Task statement: Everything from the line that holds "Read out every word on this page." through the end of the data below should be output exactly, both ends included.
———
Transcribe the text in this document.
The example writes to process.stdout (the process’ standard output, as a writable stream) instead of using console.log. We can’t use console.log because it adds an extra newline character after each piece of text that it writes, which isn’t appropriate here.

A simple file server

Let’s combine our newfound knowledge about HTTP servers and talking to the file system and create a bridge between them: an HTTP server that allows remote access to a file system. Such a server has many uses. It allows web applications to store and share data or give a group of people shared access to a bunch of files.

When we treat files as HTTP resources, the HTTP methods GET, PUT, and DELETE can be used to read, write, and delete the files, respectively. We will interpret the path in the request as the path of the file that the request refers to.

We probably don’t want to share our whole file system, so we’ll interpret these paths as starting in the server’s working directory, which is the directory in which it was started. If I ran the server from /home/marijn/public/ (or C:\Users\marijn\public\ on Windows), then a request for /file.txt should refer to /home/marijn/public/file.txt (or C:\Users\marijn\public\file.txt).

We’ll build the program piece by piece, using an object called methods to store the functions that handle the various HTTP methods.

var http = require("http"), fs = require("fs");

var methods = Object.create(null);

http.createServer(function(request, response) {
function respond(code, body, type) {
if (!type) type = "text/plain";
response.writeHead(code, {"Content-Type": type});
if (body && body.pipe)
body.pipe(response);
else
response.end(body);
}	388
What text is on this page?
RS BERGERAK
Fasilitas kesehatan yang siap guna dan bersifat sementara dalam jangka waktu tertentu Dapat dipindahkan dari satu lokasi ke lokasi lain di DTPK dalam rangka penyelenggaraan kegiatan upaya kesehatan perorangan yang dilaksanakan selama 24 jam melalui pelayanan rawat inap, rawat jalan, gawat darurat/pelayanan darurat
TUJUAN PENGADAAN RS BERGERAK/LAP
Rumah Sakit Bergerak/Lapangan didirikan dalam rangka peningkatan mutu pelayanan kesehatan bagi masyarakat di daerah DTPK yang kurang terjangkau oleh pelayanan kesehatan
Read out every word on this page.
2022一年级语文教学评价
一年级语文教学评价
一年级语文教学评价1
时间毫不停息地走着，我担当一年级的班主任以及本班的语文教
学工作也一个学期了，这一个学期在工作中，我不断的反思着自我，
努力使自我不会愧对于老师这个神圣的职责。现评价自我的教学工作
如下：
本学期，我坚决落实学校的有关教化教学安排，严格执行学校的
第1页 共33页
———
Worked solution:
Read out every word on this page.
2022一年级语文教学评价
一年级语文教学评价
一年级语文教学评价1
时间毫不停息地走着，我担当一年级的班主任以及本班的语文教
学工作也一个学期了，这一个学期在工作中，我不断的反思着自我，
努力使自我不会愧对于老师这个神圣的职责。现评价自我的教学工作
如下：
本学期，我坚决落实学校的有关教化教学安排，严格执行学校的
第1页 共33页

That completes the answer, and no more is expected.